[WHAT YOU WILL DO]: Check every line of the entries for "portate", and copy the lines that hold it.
((
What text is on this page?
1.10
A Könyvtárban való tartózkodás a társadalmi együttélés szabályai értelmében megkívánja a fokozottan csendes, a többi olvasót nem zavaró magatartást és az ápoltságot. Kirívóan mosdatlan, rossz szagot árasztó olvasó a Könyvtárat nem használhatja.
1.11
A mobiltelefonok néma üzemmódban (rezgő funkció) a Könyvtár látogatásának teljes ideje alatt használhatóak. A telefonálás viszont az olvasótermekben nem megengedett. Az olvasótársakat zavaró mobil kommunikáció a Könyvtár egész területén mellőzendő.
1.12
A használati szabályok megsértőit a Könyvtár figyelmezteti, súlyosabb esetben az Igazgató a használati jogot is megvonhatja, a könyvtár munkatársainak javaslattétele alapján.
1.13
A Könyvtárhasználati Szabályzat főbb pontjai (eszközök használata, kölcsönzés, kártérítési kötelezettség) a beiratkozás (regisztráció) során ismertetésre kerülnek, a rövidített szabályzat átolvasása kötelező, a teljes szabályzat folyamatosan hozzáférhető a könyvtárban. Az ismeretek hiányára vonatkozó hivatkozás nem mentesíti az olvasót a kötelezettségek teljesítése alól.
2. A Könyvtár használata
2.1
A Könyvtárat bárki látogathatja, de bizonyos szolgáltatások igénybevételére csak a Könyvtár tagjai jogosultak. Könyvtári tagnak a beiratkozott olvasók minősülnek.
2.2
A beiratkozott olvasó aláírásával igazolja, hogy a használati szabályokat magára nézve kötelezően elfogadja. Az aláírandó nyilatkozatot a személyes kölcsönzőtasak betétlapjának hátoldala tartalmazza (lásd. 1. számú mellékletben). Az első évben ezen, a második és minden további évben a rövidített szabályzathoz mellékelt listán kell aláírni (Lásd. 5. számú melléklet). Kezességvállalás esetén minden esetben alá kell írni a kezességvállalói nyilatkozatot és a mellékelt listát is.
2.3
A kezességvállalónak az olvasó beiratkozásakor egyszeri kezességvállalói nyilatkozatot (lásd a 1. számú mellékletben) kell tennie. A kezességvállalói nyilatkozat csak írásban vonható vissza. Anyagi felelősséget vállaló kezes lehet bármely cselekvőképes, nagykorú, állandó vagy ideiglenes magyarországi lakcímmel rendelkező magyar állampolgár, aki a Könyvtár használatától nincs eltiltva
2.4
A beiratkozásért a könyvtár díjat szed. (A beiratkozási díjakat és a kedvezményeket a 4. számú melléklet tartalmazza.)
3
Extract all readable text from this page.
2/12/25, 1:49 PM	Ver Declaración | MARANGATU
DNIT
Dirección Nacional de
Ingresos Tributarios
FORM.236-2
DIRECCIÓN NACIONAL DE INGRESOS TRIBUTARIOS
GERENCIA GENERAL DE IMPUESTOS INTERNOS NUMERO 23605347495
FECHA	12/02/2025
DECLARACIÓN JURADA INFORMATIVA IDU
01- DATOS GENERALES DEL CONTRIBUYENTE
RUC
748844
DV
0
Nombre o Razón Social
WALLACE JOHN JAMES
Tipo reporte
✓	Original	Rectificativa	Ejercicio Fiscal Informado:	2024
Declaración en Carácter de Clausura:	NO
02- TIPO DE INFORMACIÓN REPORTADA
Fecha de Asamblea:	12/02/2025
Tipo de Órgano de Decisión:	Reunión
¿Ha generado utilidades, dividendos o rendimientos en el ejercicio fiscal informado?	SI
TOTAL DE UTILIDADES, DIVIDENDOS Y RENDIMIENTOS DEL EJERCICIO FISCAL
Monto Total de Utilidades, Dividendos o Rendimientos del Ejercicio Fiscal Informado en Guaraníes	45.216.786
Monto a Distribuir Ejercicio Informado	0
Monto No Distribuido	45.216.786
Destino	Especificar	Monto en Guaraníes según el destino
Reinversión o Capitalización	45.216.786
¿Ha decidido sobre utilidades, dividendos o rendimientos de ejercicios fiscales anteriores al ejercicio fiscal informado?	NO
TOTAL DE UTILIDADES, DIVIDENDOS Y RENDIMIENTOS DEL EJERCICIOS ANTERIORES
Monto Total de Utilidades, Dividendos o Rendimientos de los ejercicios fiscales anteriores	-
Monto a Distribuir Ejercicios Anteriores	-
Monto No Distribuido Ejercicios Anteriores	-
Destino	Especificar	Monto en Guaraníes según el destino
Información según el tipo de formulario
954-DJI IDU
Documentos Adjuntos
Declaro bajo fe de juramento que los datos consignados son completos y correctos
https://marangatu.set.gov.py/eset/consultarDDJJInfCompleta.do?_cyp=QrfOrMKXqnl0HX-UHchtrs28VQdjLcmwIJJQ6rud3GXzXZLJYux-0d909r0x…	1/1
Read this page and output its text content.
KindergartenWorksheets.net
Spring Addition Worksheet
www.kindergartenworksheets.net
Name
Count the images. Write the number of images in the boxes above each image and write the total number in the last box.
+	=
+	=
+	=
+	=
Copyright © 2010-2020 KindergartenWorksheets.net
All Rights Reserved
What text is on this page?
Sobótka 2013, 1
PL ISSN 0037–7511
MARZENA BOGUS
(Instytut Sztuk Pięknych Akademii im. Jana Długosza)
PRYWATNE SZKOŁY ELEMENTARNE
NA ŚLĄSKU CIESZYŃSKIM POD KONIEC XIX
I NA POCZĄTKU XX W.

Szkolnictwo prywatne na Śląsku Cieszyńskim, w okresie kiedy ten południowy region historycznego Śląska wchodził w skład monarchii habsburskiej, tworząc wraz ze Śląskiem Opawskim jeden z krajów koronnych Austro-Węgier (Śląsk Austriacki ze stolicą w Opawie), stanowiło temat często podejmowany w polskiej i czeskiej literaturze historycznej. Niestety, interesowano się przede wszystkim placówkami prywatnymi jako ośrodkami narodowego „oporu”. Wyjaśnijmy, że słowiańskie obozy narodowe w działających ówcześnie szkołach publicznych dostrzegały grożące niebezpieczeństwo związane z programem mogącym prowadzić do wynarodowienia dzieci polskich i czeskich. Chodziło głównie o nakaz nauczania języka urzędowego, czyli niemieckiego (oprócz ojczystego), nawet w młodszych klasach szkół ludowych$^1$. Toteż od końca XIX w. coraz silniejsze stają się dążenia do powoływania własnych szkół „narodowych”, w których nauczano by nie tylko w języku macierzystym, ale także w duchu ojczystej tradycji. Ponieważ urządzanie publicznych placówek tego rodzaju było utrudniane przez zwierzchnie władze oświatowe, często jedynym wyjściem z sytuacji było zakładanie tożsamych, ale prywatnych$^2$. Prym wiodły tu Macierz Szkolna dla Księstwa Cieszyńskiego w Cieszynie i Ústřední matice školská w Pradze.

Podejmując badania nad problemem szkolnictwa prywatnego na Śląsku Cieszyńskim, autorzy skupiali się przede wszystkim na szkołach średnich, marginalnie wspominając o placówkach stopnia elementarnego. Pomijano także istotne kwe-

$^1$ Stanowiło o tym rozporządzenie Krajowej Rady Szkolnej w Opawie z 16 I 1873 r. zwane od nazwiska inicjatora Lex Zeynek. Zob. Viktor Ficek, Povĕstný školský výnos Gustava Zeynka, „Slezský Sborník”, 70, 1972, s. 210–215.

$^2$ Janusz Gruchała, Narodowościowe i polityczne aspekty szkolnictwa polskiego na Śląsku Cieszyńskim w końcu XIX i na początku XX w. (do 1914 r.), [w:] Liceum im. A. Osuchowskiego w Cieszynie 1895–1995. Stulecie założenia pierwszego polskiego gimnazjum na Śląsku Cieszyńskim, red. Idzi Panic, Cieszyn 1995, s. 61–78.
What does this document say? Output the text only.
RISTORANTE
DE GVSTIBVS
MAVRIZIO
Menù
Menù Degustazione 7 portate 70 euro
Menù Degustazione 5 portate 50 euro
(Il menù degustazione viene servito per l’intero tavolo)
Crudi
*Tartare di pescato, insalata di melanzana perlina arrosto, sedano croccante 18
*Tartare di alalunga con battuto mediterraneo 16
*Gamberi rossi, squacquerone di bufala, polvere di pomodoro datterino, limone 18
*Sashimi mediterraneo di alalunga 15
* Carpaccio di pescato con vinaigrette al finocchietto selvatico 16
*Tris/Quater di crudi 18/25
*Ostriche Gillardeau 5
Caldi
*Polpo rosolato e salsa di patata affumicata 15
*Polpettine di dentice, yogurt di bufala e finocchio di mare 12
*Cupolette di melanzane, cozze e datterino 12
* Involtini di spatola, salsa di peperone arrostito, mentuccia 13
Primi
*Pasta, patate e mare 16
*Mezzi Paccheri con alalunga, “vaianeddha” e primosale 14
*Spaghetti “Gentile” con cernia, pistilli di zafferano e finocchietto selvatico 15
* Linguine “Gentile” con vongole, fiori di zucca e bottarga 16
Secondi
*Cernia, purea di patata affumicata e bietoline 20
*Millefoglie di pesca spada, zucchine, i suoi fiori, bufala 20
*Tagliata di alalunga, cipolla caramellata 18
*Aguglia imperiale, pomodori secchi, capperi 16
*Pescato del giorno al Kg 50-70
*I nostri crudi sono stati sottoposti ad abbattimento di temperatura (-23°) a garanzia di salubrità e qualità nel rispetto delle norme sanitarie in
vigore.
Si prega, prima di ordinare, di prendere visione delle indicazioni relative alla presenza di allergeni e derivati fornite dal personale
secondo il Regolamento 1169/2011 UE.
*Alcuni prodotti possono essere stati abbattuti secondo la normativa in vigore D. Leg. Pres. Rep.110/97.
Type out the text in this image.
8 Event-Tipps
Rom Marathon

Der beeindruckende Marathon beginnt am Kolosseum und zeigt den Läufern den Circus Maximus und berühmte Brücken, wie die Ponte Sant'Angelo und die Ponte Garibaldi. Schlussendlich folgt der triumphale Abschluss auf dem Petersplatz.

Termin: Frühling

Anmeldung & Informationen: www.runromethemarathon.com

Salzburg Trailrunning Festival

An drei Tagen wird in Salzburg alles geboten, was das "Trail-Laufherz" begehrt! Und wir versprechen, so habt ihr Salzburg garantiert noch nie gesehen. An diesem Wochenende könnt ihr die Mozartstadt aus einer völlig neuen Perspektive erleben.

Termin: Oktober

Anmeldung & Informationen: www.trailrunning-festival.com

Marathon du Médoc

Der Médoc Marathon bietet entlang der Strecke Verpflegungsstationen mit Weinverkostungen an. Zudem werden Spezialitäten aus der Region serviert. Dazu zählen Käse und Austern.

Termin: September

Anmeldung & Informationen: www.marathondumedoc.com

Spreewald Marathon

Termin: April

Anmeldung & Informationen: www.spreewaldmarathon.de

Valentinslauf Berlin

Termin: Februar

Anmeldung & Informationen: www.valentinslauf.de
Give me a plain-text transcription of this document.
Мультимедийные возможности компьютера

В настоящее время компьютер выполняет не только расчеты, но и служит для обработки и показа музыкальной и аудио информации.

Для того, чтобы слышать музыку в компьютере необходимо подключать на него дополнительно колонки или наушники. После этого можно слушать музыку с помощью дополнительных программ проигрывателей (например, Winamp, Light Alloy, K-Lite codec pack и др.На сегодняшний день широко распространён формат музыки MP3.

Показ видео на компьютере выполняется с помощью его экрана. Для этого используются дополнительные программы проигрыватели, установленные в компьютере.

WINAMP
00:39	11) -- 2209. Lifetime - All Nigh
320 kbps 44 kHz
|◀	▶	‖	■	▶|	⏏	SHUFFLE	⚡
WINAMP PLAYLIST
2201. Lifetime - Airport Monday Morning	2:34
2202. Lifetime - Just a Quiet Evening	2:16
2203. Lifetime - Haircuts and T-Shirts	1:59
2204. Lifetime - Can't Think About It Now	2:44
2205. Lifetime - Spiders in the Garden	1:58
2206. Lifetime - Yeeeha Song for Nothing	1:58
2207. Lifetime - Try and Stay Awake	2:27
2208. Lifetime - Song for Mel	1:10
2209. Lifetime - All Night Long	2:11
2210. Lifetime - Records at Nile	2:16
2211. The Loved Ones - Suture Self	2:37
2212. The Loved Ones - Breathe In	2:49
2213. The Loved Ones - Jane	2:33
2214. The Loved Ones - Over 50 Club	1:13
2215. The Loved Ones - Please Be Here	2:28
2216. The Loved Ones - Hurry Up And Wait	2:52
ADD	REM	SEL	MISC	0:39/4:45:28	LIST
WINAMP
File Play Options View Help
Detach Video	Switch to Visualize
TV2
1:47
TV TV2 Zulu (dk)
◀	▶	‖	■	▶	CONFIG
))
[RESULT OF THIS EXERCISE]:
Menù Degustazione 7 portate 70 euro
Menù Degustazione 5 portate 50 euro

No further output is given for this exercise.